— YOUR GOAL —
Scan the entries below and extract each line with the word "Portal" in it.

— MATERIAL PROVIDED —
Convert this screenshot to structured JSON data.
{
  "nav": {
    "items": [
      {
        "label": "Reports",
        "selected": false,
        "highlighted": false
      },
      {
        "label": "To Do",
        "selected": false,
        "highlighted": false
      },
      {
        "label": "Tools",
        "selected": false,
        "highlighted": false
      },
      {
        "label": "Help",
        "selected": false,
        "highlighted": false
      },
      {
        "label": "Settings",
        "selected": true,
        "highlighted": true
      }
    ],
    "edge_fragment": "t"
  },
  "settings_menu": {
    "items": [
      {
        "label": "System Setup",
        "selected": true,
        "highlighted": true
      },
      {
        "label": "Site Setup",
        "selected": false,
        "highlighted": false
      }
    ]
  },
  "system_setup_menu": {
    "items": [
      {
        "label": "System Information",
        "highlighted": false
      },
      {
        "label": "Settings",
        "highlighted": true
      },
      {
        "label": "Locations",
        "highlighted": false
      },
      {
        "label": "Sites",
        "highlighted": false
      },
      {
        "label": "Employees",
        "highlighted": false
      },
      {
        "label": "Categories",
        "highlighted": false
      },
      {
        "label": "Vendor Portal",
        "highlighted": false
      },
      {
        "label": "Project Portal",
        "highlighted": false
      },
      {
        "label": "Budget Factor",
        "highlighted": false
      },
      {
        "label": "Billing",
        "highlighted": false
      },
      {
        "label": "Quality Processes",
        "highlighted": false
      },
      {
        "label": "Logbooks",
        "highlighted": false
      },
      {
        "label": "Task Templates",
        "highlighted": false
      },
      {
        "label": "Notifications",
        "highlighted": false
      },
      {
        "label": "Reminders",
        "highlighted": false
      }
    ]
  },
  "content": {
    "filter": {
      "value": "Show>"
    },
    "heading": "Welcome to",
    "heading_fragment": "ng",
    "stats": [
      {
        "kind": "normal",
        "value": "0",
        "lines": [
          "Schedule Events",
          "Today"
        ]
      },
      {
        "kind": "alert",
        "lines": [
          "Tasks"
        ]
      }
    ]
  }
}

— TASK OUTPUT —
        "label": "Vendor Portal",
        "label": "Project Portal",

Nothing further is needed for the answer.